● **What to produce**
Write out every entry precisely as given, leaving the pictures out.

● **Stored rows**
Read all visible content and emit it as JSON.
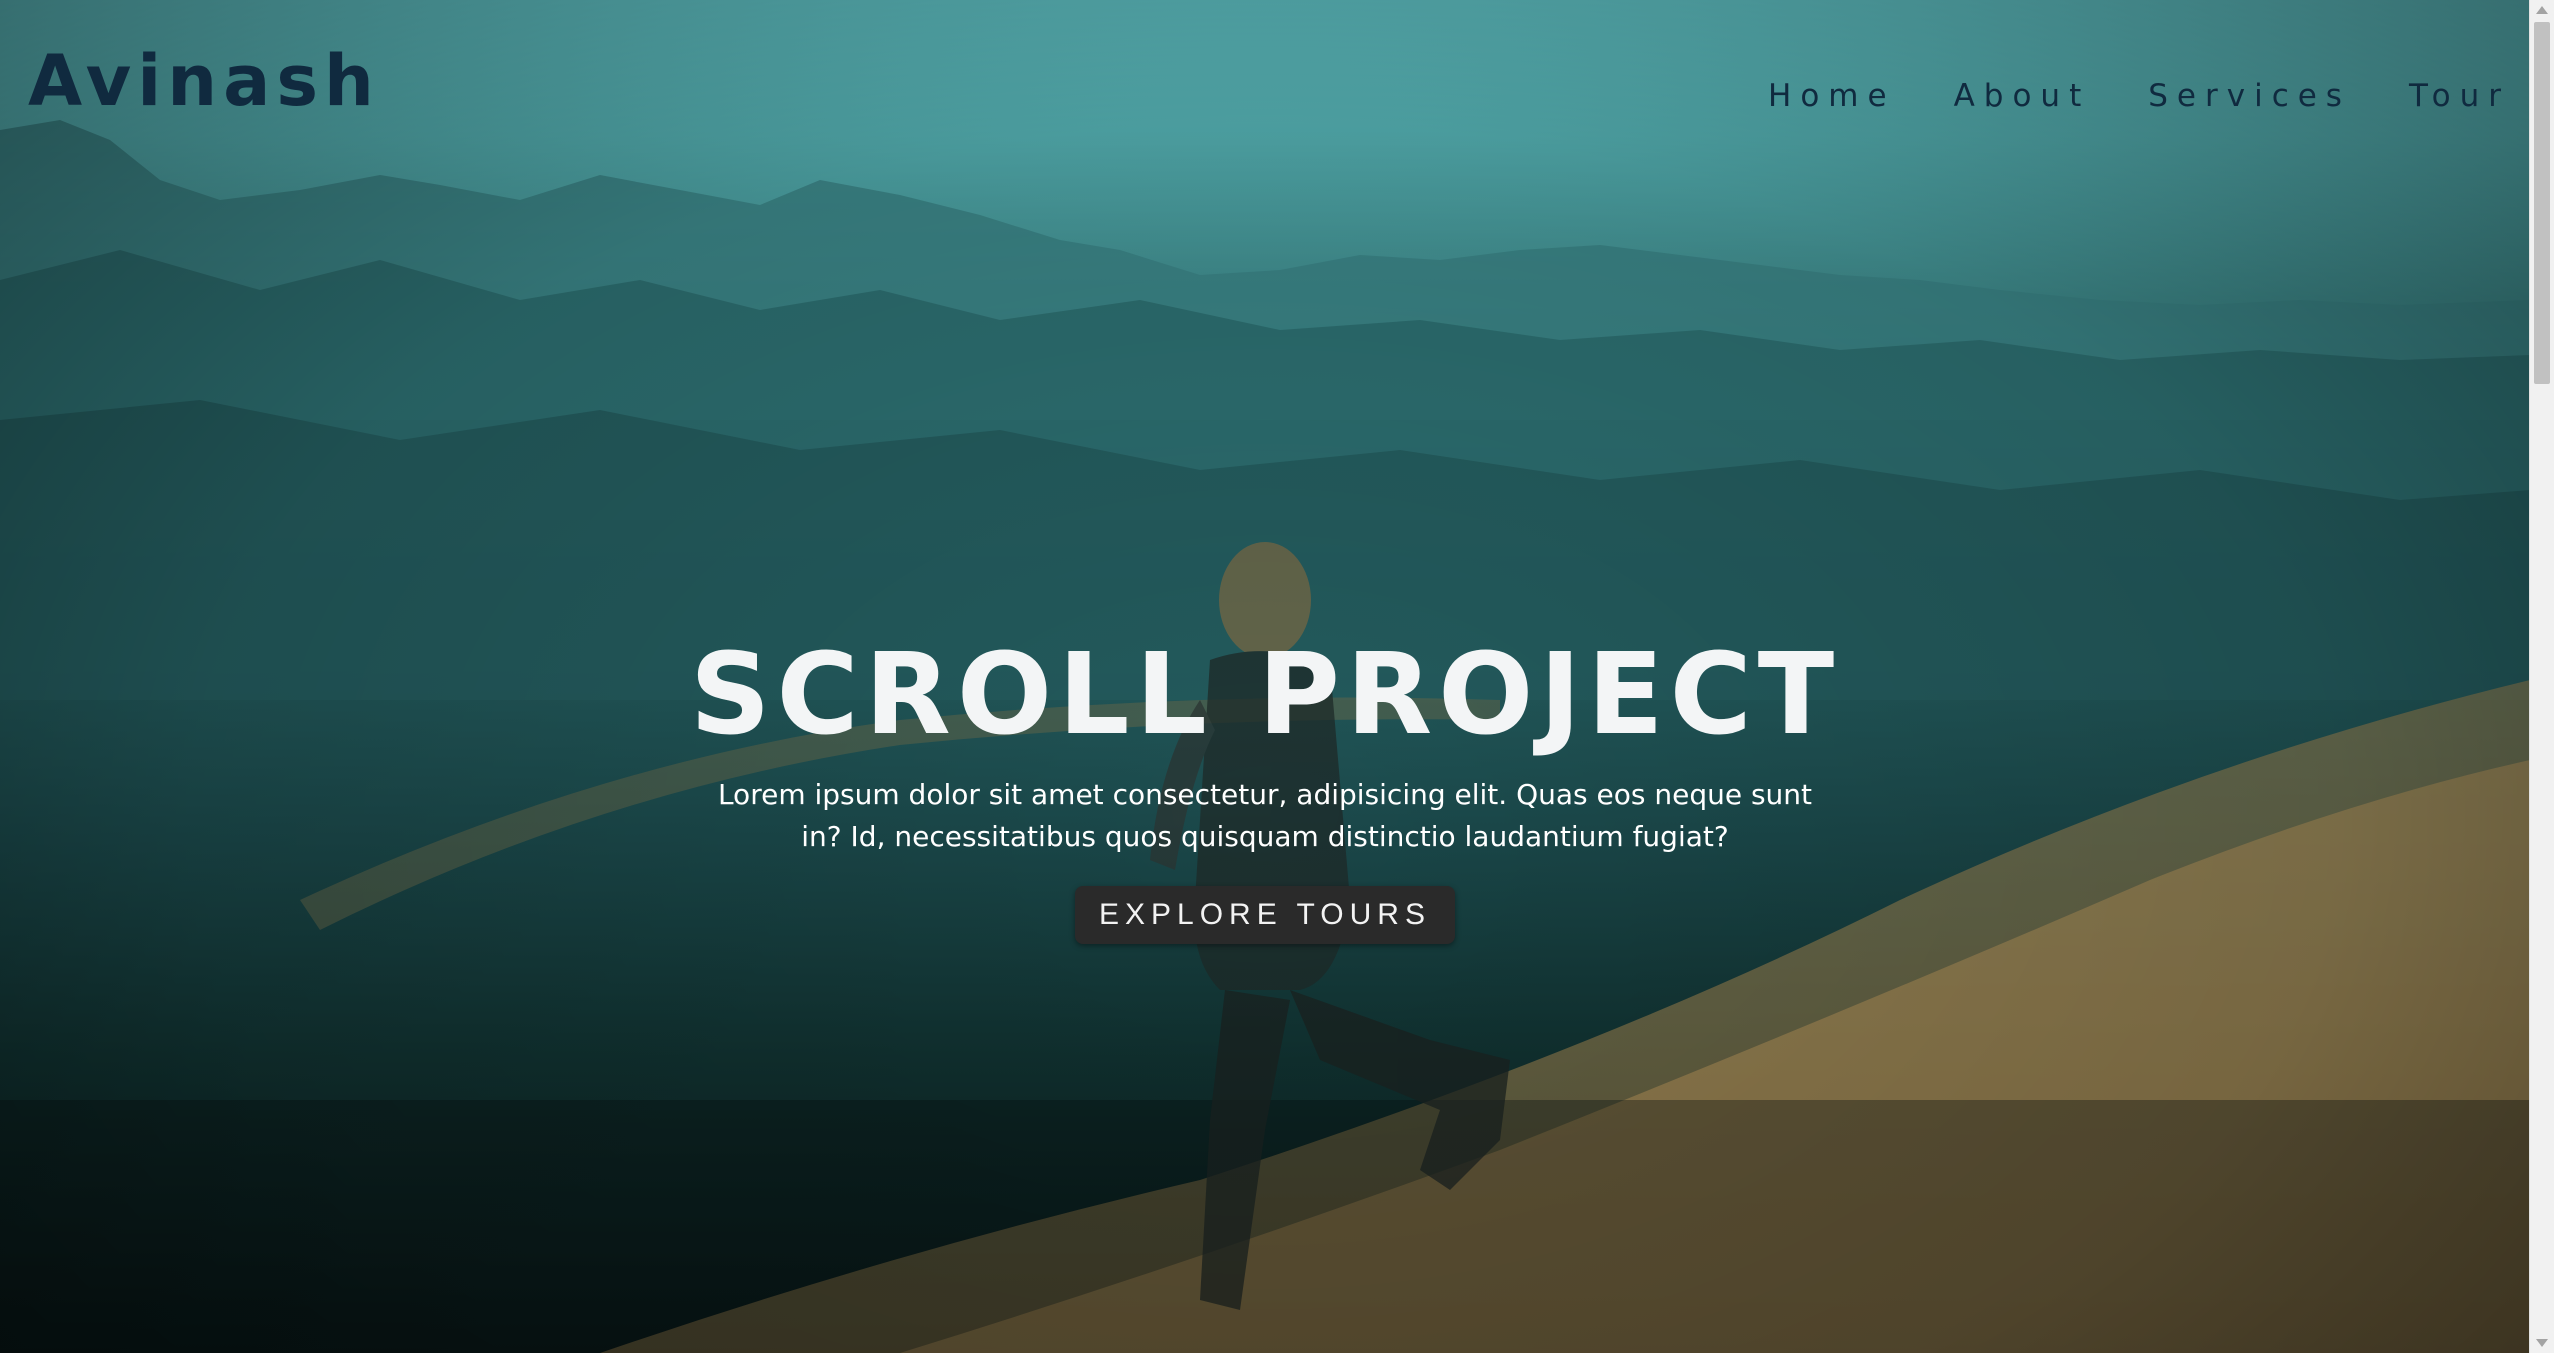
{
  "brand": {
    "name": "Avinash"
  },
  "nav": {
    "links": [
      {
        "label": "Home"
      },
      {
        "label": "About"
      },
      {
        "label": "Services"
      },
      {
        "label": "Tour"
      }
    ]
  },
  "banner": {
    "title": "SCROLL PROJECT",
    "text": "Lorem ipsum dolor sit amet consectetur, adipisicing elit. Quas eos neque sunt in? Id, necessitatibus quos quisquam distinctio laudantium fugiat?",
    "button_label": "EXPLORE TOURS"
  },
  "colors": {
    "brand_text": "#102a3f",
    "banner_text": "#f3f5f6",
    "button_bg": "#2a2a2a",
    "sky": "#63c9cc"
  },
  "background": {
    "icon": "desert-hiker-photo"
  }
}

● **Response to the exercise**
Read all visible content and emit it as JSON.
{
  "brand": {
    "name": "Avinash"
  },
  "nav": {
    "links": [
      {
        "label": "Home"
      },
      {
        "label": "About"
      },
      {
        "label": "Services"
      },
      {
        "label": "Tour"
      }
    ]
  },
  "banner": {
    "title": "SCROLL PROJECT",
    "text": "Lorem ipsum dolor sit amet consectetur, adipisicing elit. Quas eos neque sunt in? Id, necessitatibus quos quisquam distinctio laudantium fugiat?",
    "button_label": "EXPLORE TOURS"
  },
  "colors": {
    "brand_text": "#102a3f",
    "banner_text": "#f3f5f6",
    "button_bg": "#2a2a2a",
    "sky": "#63c9cc"
  },
  "background": {
    "icon": "desert-hiker-photo"
  }
}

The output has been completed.